▶ [Extracts from a graphics dataset]
■ ■ ■ ■

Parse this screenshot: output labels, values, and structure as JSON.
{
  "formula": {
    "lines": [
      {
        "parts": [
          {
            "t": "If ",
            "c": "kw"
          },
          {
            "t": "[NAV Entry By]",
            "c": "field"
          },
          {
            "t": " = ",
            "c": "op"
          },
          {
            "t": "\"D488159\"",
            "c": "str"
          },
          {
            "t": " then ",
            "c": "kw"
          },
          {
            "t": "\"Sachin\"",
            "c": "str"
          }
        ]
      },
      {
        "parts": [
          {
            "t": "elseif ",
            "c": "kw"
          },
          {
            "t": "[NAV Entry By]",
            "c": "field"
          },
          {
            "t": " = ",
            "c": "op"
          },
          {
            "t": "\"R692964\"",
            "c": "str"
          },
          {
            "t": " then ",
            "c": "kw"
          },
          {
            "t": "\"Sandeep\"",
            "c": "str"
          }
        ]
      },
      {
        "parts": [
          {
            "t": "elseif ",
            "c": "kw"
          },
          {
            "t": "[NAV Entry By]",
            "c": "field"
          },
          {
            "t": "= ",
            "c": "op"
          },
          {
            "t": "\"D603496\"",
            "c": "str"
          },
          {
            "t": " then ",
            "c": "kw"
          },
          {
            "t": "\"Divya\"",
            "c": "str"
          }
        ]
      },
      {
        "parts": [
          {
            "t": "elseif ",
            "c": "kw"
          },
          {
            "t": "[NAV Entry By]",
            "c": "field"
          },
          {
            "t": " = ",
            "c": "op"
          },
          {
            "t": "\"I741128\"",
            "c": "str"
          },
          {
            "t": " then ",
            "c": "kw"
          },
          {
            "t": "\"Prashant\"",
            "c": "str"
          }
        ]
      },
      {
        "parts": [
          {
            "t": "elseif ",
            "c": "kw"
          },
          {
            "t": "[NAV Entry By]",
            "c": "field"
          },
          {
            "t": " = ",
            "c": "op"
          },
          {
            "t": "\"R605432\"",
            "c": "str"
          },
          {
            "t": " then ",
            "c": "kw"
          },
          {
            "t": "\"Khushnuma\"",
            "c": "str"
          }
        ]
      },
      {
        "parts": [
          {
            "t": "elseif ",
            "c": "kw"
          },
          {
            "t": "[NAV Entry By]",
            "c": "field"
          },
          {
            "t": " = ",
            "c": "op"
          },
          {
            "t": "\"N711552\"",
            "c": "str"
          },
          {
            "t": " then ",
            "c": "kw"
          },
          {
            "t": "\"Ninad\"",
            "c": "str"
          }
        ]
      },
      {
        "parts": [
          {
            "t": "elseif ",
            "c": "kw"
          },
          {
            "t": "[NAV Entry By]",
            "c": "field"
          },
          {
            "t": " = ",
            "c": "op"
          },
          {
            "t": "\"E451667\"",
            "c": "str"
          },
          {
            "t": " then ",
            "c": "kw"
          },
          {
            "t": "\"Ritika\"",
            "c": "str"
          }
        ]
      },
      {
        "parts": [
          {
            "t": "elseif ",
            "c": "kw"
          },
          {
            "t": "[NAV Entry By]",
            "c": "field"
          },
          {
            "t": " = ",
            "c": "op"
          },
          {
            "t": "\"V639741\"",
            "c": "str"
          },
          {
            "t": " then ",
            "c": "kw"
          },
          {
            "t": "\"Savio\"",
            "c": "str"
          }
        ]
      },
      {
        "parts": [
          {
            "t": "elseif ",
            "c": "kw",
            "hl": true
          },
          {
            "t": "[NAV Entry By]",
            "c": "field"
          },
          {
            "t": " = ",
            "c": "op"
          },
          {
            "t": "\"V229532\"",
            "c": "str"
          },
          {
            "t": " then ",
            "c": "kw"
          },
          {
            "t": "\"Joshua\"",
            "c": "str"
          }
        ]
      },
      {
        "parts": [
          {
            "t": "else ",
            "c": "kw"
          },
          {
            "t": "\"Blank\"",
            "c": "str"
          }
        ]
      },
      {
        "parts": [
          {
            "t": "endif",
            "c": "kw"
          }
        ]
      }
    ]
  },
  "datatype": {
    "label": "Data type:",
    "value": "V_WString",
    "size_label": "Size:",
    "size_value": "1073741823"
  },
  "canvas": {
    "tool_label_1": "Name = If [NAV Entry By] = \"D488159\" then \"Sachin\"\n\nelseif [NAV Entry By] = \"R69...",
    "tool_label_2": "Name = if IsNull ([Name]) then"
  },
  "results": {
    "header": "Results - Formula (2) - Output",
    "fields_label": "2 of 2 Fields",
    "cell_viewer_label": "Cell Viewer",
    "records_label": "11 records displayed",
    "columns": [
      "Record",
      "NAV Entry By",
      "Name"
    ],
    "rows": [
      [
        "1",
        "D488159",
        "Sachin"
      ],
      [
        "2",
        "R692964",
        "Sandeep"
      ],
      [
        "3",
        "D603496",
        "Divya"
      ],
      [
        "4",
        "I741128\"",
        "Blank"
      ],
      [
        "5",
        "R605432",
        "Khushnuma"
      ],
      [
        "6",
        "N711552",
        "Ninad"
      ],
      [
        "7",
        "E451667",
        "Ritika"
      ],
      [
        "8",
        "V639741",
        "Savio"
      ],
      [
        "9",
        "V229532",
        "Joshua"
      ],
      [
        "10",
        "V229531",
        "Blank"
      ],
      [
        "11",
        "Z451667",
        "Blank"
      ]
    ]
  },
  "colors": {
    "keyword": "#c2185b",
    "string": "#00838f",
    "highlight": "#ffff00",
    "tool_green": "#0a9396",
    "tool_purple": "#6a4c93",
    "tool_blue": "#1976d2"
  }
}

■ ■ ■ ■

▶ [Exercise prompt]
Every record above needs to be repeated word for word.

▶ [Final result]
Parse this screenshot: output labels, values, and structure as JSON.
{
  "formula": {
    "lines": [
      {
        "parts": [
          {
            "t": "If ",
            "c": "kw"
          },
          {
            "t": "[NAV Entry By]",
            "c": "field"
          },
          {
            "t": " = ",
            "c": "op"
          },
          {
            "t": "\"D488159\"",
            "c": "str"
          },
          {
            "t": " then ",
            "c": "kw"
          },
          {
            "t": "\"Sachin\"",
            "c": "str"
          }
        ]
      },
      {
        "parts": [
          {
            "t": "elseif ",
            "c": "kw"
          },
          {
            "t": "[NAV Entry By]",
            "c": "field"
          },
          {
            "t": " = ",
            "c": "op"
          },
          {
            "t": "\"R692964\"",
            "c": "str"
          },
          {
            "t": " then ",
            "c": "kw"
          },
          {
            "t": "\"Sandeep\"",
            "c": "str"
          }
        ]
      },
      {
        "parts": [
          {
            "t": "elseif ",
            "c": "kw"
          },
          {
            "t": "[NAV Entry By]",
            "c": "field"
          },
          {
            "t": "= ",
            "c": "op"
          },
          {
            "t": "\"D603496\"",
            "c": "str"
          },
          {
            "t": " then ",
            "c": "kw"
          },
          {
            "t": "\"Divya\"",
            "c": "str"
          }
        ]
      },
      {
        "parts": [
          {
            "t": "elseif ",
            "c": "kw"
          },
          {
            "t": "[NAV Entry By]",
            "c": "field"
          },
          {
            "t": " = ",
            "c": "op"
          },
          {
            "t": "\"I741128\"",
            "c": "str"
          },
          {
            "t": " then ",
            "c": "kw"
          },
          {
            "t": "\"Prashant\"",
            "c": "str"
          }
        ]
      },
      {
        "parts": [
          {
            "t": "elseif ",
            "c": "kw"
          },
          {
            "t": "[NAV Entry By]",
            "c": "field"
          },
          {
            "t": " = ",
            "c": "op"
          },
          {
            "t": "\"R605432\"",
            "c": "str"
          },
          {
            "t": " then ",
            "c": "kw"
          },
          {
            "t": "\"Khushnuma\"",
            "c": "str"
          }
        ]
      },
      {
        "parts": [
          {
            "t": "elseif ",
            "c": "kw"
          },
          {
            "t": "[NAV Entry By]",
            "c": "field"
          },
          {
            "t": " = ",
            "c": "op"
          },
          {
            "t": "\"N711552\"",
            "c": "str"
          },
          {
            "t": " then ",
            "c": "kw"
          },
          {
            "t": "\"Ninad\"",
            "c": "str"
          }
        ]
      },
      {
        "parts": [
          {
            "t": "elseif ",
            "c": "kw"
          },
          {
            "t": "[NAV Entry By]",
            "c": "field"
          },
          {
            "t": " = ",
            "c": "op"
          },
          {
            "t": "\"E451667\"",
            "c": "str"
          },
          {
            "t": " then ",
            "c": "kw"
          },
          {
            "t": "\"Ritika\"",
            "c": "str"
          }
        ]
      },
      {
        "parts": [
          {
            "t": "elseif ",
            "c": "kw"
          },
          {
            "t": "[NAV Entry By]",
            "c": "field"
          },
          {
            "t": " = ",
            "c": "op"
          },
          {
            "t": "\"V639741\"",
            "c": "str"
          },
          {
            "t": " then ",
            "c": "kw"
          },
          {
            "t": "\"Savio\"",
            "c": "str"
          }
        ]
      },
      {
        "parts": [
          {
            "t": "elseif ",
            "c": "kw",
            "hl": true
          },
          {
            "t": "[NAV Entry By]",
            "c": "field"
          },
          {
            "t": " = ",
            "c": "op"
          },
          {
            "t": "\"V229532\"",
            "c": "str"
          },
          {
            "t": " then ",
            "c": "kw"
          },
          {
            "t": "\"Joshua\"",
            "c": "str"
          }
        ]
      },
      {
        "parts": [
          {
            "t": "else ",
            "c": "kw"
          },
          {
            "t": "\"Blank\"",
            "c": "str"
          }
        ]
      },
      {
        "parts": [
          {
            "t": "endif",
            "c": "kw"
          }
        ]
      }
    ]
  },
  "datatype": {
    "label": "Data type:",
    "value": "V_WString",
    "size_label": "Size:",
    "size_value": "1073741823"
  },
  "canvas": {
    "tool_label_1": "Name = If [NAV Entry By] = \"D488159\" then \"Sachin\"\n\nelseif [NAV Entry By] = \"R69...",
    "tool_label_2": "Name = if IsNull ([Name]) then"
  },
  "results": {
    "header": "Results - Formula (2) - Output",
    "fields_label": "2 of 2 Fields",
    "cell_viewer_label": "Cell Viewer",
    "records_label": "11 records displayed",
    "columns": [
      "Record",
      "NAV Entry By",
      "Name"
    ],
    "rows": [
      [
        "1",
        "D488159",
        "Sachin"
      ],
      [
        "2",
        "R692964",
        "Sandeep"
      ],
      [
        "3",
        "D603496",
        "Divya"
      ],
      [
        "4",
        "I741128\"",
        "Blank"
      ],
      [
        "5",
        "R605432",
        "Khushnuma"
      ],
      [
        "6",
        "N711552",
        "Ninad"
      ],
      [
        "7",
        "E451667",
        "Ritika"
      ],
      [
        "8",
        "V639741",
        "Savio"
      ],
      [
        "9",
        "V229532",
        "Joshua"
      ],
      [
        "10",
        "V229531",
        "Blank"
      ],
      [
        "11",
        "Z451667",
        "Blank"
      ]
    ]
  },
  "colors": {
    "keyword": "#c2185b",
    "string": "#00838f",
    "highlight": "#ffff00",
    "tool_green": "#0a9396",
    "tool_purple": "#6a4c93",
    "tool_blue": "#1976d2"
  }
}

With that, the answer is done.